Task details:
Leaving out the pictures, please retype each record exactly.

Available records:
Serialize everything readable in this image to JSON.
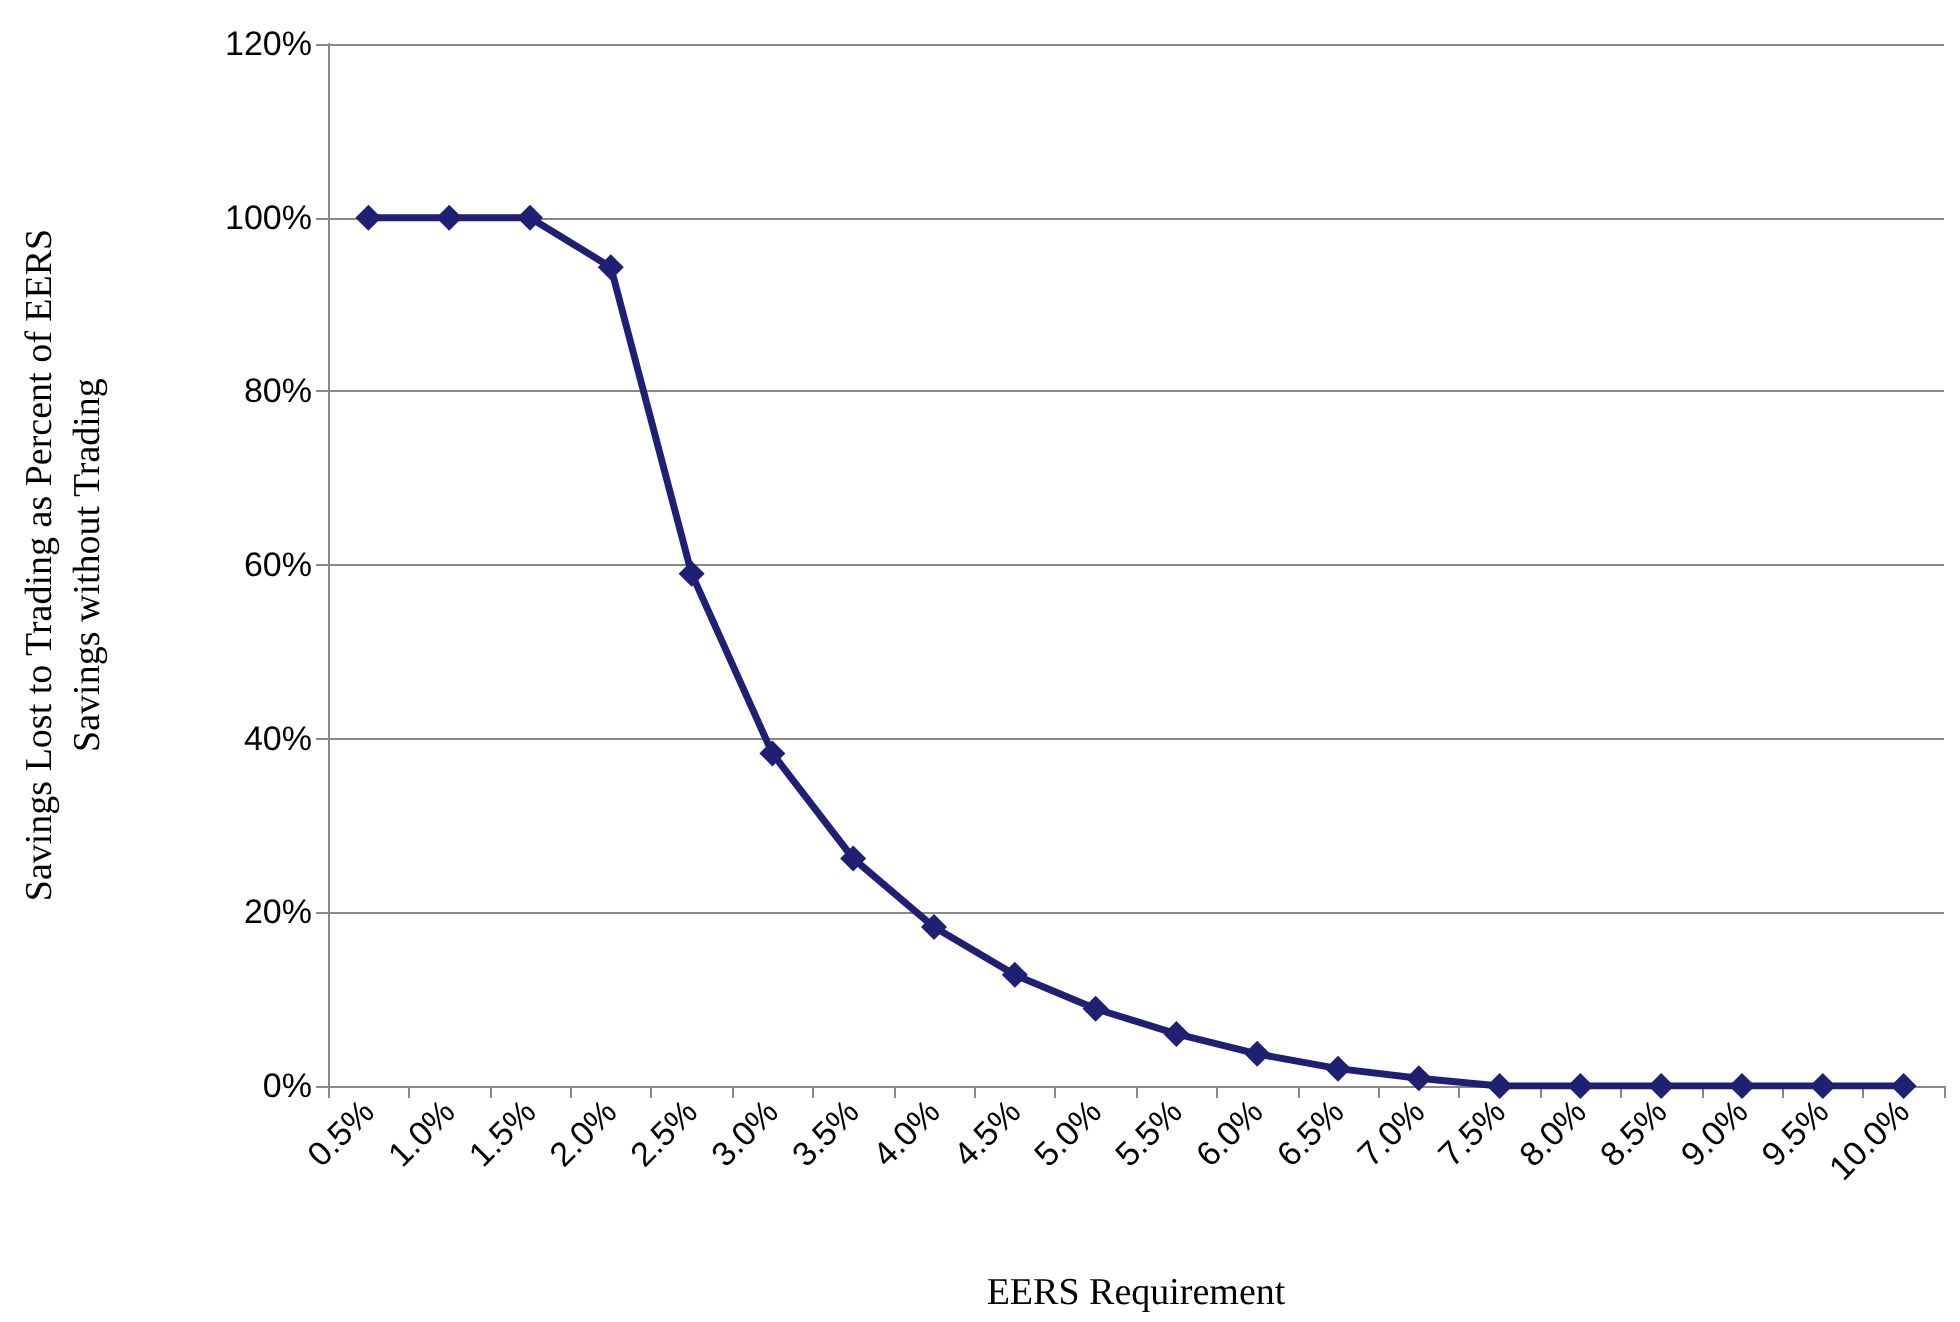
{
  "chart_data": {
    "type": "line",
    "xlabel": "EERS Requirement",
    "ylabel": "Savings Lost to Trading as Percent of EERS\nSavings without Trading",
    "categories": [
      "0.5%",
      "1.0%",
      "1.5%",
      "2.0%",
      "2.5%",
      "3.0%",
      "3.5%",
      "4.0%",
      "4.5%",
      "5.0%",
      "5.5%",
      "6.0%",
      "6.5%",
      "7.0%",
      "7.5%",
      "8.0%",
      "8.5%",
      "9.0%",
      "9.5%",
      "10.0%"
    ],
    "series": [
      {
        "color": "#1f1f73",
        "values": [
          100,
          100,
          100,
          94.3,
          59,
          38.3,
          26.2,
          18.3,
          12.8,
          8.9,
          6,
          3.7,
          2,
          0.9,
          0,
          0,
          0,
          0,
          0,
          0
        ]
      }
    ],
    "ylim": [
      0,
      120
    ],
    "yticks": [
      {
        "value": 0,
        "label": "0%"
      },
      {
        "value": 20,
        "label": "20%"
      },
      {
        "value": 40,
        "label": "40%"
      },
      {
        "value": 60,
        "label": "60%"
      },
      {
        "value": 80,
        "label": "80%"
      },
      {
        "value": 100,
        "label": "100%"
      },
      {
        "value": 120,
        "label": "120%"
      }
    ],
    "grid": "y",
    "marker": "diamond",
    "line_style": "solid"
  }
}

Worked solution:
Serialize everything readable in this image to JSON.
{
  "chart_data": {
    "type": "line",
    "xlabel": "EERS Requirement",
    "ylabel": "Savings Lost to Trading as Percent of EERS\nSavings without Trading",
    "categories": [
      "0.5%",
      "1.0%",
      "1.5%",
      "2.0%",
      "2.5%",
      "3.0%",
      "3.5%",
      "4.0%",
      "4.5%",
      "5.0%",
      "5.5%",
      "6.0%",
      "6.5%",
      "7.0%",
      "7.5%",
      "8.0%",
      "8.5%",
      "9.0%",
      "9.5%",
      "10.0%"
    ],
    "series": [
      {
        "color": "#1f1f73",
        "values": [
          100,
          100,
          100,
          94.3,
          59,
          38.3,
          26.2,
          18.3,
          12.8,
          8.9,
          6,
          3.7,
          2,
          0.9,
          0,
          0,
          0,
          0,
          0,
          0
        ]
      }
    ],
    "ylim": [
      0,
      120
    ],
    "yticks": [
      {
        "value": 0,
        "label": "0%"
      },
      {
        "value": 20,
        "label": "20%"
      },
      {
        "value": 40,
        "label": "40%"
      },
      {
        "value": 60,
        "label": "60%"
      },
      {
        "value": 80,
        "label": "80%"
      },
      {
        "value": 100,
        "label": "100%"
      },
      {
        "value": 120,
        "label": "120%"
      }
    ],
    "grid": "y",
    "marker": "diamond",
    "line_style": "solid"
  }
}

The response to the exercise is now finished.